■ Short task
Take the material below and write it all out again exactly.

■ Entries supplied
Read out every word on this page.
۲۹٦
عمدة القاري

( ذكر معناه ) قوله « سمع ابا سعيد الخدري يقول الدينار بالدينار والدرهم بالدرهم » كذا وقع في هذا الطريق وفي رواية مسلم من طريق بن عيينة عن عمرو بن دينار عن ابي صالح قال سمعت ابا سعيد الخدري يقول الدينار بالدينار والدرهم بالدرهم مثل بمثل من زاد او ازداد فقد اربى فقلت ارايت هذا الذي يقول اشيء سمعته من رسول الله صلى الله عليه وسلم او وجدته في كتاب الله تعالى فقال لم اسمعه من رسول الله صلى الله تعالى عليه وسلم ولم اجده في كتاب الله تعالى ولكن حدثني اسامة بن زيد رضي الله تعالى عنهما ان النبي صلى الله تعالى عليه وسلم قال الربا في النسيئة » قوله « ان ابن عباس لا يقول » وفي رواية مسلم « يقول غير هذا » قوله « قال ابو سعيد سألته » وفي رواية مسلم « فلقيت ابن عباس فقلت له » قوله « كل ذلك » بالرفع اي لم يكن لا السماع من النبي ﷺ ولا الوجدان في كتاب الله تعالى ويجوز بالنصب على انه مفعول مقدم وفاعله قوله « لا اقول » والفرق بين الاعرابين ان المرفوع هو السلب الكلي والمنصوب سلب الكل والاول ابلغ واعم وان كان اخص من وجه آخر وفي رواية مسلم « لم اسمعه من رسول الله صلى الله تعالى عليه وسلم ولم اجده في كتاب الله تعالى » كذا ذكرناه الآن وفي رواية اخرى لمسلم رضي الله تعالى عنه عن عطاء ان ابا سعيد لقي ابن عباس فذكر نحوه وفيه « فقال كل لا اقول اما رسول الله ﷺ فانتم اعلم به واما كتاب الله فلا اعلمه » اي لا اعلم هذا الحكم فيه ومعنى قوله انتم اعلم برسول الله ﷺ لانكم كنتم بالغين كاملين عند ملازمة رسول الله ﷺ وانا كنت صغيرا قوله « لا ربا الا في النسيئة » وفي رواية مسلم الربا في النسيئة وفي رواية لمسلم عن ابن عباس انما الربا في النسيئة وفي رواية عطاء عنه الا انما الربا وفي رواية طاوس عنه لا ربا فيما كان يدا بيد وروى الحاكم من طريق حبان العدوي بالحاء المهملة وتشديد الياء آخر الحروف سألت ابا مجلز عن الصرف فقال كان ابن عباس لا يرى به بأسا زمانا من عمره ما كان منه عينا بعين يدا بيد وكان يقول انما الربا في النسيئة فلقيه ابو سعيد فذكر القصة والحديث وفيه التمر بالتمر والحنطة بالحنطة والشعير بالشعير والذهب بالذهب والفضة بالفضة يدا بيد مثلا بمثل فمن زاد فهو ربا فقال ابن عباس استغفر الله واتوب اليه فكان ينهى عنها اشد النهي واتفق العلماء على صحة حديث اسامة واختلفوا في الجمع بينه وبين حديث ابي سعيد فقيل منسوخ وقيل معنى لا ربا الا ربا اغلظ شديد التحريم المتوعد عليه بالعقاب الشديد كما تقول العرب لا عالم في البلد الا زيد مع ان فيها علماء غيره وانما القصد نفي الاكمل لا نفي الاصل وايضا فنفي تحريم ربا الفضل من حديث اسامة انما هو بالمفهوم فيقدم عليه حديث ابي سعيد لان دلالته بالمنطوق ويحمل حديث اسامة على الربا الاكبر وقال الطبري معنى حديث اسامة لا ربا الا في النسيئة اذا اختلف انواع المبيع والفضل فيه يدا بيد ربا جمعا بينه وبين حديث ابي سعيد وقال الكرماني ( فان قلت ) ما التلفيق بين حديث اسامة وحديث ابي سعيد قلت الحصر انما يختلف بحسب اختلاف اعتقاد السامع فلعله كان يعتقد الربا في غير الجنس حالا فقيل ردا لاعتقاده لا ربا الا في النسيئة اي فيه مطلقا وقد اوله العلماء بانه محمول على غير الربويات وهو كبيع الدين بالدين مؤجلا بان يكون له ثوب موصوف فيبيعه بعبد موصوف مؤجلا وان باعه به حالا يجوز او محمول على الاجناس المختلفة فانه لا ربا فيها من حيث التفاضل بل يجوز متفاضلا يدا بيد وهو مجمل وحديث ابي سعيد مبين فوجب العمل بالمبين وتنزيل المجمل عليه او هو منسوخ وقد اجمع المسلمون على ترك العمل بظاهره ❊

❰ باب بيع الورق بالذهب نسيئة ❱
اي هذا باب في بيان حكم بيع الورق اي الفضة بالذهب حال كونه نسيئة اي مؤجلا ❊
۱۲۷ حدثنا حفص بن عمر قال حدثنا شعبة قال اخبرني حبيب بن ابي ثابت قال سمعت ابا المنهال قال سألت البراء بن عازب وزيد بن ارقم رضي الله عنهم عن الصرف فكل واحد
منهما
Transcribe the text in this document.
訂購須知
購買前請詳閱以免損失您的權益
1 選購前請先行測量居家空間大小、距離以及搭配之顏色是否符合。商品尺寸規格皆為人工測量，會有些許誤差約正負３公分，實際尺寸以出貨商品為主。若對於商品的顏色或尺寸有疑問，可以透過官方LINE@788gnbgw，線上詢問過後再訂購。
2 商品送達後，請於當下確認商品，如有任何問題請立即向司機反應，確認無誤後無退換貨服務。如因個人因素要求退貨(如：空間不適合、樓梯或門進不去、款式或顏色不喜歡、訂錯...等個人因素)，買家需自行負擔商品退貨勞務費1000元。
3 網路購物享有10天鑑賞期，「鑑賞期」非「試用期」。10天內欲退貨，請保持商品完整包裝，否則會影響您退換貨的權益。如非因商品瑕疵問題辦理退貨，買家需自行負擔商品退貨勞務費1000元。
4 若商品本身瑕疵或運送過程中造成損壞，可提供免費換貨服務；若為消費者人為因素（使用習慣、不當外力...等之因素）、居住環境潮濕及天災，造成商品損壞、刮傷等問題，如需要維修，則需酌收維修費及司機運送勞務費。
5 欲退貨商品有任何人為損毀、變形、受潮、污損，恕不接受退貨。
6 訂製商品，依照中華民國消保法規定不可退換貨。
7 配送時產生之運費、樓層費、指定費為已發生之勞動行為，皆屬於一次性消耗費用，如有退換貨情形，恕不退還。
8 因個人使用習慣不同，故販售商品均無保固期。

■ Completed task
Read out every word on this page.
۲۹٦
عمدة القاري

( ذكر معناه ) قوله « سمع ابا سعيد الخدري يقول الدينار بالدينار والدرهم بالدرهم » كذا وقع في هذا الطريق وفي رواية مسلم من طريق بن عيينة عن عمرو بن دينار عن ابي صالح قال سمعت ابا سعيد الخدري يقول الدينار بالدينار والدرهم بالدرهم مثل بمثل من زاد او ازداد فقد اربى فقلت ارايت هذا الذي يقول اشيء سمعته من رسول الله صلى الله عليه وسلم او وجدته في كتاب الله تعالى فقال لم اسمعه من رسول الله صلى الله تعالى عليه وسلم ولم اجده في كتاب الله تعالى ولكن حدثني اسامة بن زيد رضي الله تعالى عنهما ان النبي صلى الله تعالى عليه وسلم قال الربا في النسيئة » قوله « ان ابن عباس لا يقول » وفي رواية مسلم « يقول غير هذا » قوله « قال ابو سعيد سألته » وفي رواية مسلم « فلقيت ابن عباس فقلت له » قوله « كل ذلك » بالرفع اي لم يكن لا السماع من النبي ﷺ ولا الوجدان في كتاب الله تعالى ويجوز بالنصب على انه مفعول مقدم وفاعله قوله « لا اقول » والفرق بين الاعرابين ان المرفوع هو السلب الكلي والمنصوب سلب الكل والاول ابلغ واعم وان كان اخص من وجه آخر وفي رواية مسلم « لم اسمعه من رسول الله صلى الله تعالى عليه وسلم ولم اجده في كتاب الله تعالى » كذا ذكرناه الآن وفي رواية اخرى لمسلم رضي الله تعالى عنه عن عطاء ان ابا سعيد لقي ابن عباس فذكر نحوه وفيه « فقال كل لا اقول اما رسول الله ﷺ فانتم اعلم به واما كتاب الله فلا اعلمه » اي لا اعلم هذا الحكم فيه ومعنى قوله انتم اعلم برسول الله ﷺ لانكم كنتم بالغين كاملين عند ملازمة رسول الله ﷺ وانا كنت صغيرا قوله « لا ربا الا في النسيئة » وفي رواية مسلم الربا في النسيئة وفي رواية لمسلم عن ابن عباس انما الربا في النسيئة وفي رواية عطاء عنه الا انما الربا وفي رواية طاوس عنه لا ربا فيما كان يدا بيد وروى الحاكم من طريق حبان العدوي بالحاء المهملة وتشديد الياء آخر الحروف سألت ابا مجلز عن الصرف فقال كان ابن عباس لا يرى به بأسا زمانا من عمره ما كان منه عينا بعين يدا بيد وكان يقول انما الربا في النسيئة فلقيه ابو سعيد فذكر القصة والحديث وفيه التمر بالتمر والحنطة بالحنطة والشعير بالشعير والذهب بالذهب والفضة بالفضة يدا بيد مثلا بمثل فمن زاد فهو ربا فقال ابن عباس استغفر الله واتوب اليه فكان ينهى عنها اشد النهي واتفق العلماء على صحة حديث اسامة واختلفوا في الجمع بينه وبين حديث ابي سعيد فقيل منسوخ وقيل معنى لا ربا الا ربا اغلظ شديد التحريم المتوعد عليه بالعقاب الشديد كما تقول العرب لا عالم في البلد الا زيد مع ان فيها علماء غيره وانما القصد نفي الاكمل لا نفي الاصل وايضا فنفي تحريم ربا الفضل من حديث اسامة انما هو بالمفهوم فيقدم عليه حديث ابي سعيد لان دلالته بالمنطوق ويحمل حديث اسامة على الربا الاكبر وقال الطبري معنى حديث اسامة لا ربا الا في النسيئة اذا اختلف انواع المبيع والفضل فيه يدا بيد ربا جمعا بينه وبين حديث ابي سعيد وقال الكرماني ( فان قلت ) ما التلفيق بين حديث اسامة وحديث ابي سعيد قلت الحصر انما يختلف بحسب اختلاف اعتقاد السامع فلعله كان يعتقد الربا في غير الجنس حالا فقيل ردا لاعتقاده لا ربا الا في النسيئة اي فيه مطلقا وقد اوله العلماء بانه محمول على غير الربويات وهو كبيع الدين بالدين مؤجلا بان يكون له ثوب موصوف فيبيعه بعبد موصوف مؤجلا وان باعه به حالا يجوز او محمول على الاجناس المختلفة فانه لا ربا فيها من حيث التفاضل بل يجوز متفاضلا يدا بيد وهو مجمل وحديث ابي سعيد مبين فوجب العمل بالمبين وتنزيل المجمل عليه او هو منسوخ وقد اجمع المسلمون على ترك العمل بظاهره ❊

❰ باب بيع الورق بالذهب نسيئة ❱
اي هذا باب في بيان حكم بيع الورق اي الفضة بالذهب حال كونه نسيئة اي مؤجلا ❊
۱۲۷ حدثنا حفص بن عمر قال حدثنا شعبة قال اخبرني حبيب بن ابي ثابت قال سمعت ابا المنهال قال سألت البراء بن عازب وزيد بن ارقم رضي الله عنهم عن الصرف فكل واحد
منهما
Transcribe the text in this document.
訂購須知
購買前請詳閱以免損失您的權益
1 選購前請先行測量居家空間大小、距離以及搭配之顏色是否符合。商品尺寸規格皆為人工測量，會有些許誤差約正負３公分，實際尺寸以出貨商品為主。若對於商品的顏色或尺寸有疑問，可以透過官方LINE@788gnbgw，線上詢問過後再訂購。
2 商品送達後，請於當下確認商品，如有任何問題請立即向司機反應，確認無誤後無退換貨服務。如因個人因素要求退貨(如：空間不適合、樓梯或門進不去、款式或顏色不喜歡、訂錯...等個人因素)，買家需自行負擔商品退貨勞務費1000元。
3 網路購物享有10天鑑賞期，「鑑賞期」非「試用期」。10天內欲退貨，請保持商品完整包裝，否則會影響您退換貨的權益。如非因商品瑕疵問題辦理退貨，買家需自行負擔商品退貨勞務費1000元。
4 若商品本身瑕疵或運送過程中造成損壞，可提供免費換貨服務；若為消費者人為因素（使用習慣、不當外力...等之因素）、居住環境潮濕及天災，造成商品損壞、刮傷等問題，如需要維修，則需酌收維修費及司機運送勞務費。
5 欲退貨商品有任何人為損毀、變形、受潮、污損，恕不接受退貨。
6 訂製商品，依照中華民國消保法規定不可退換貨。
7 配送時產生之運費、樓層費、指定費為已發生之勞動行為，皆屬於一次性消耗費用，如有退換貨情形，恕不退還。
8 因個人使用習慣不同，故販售商品均無保固期。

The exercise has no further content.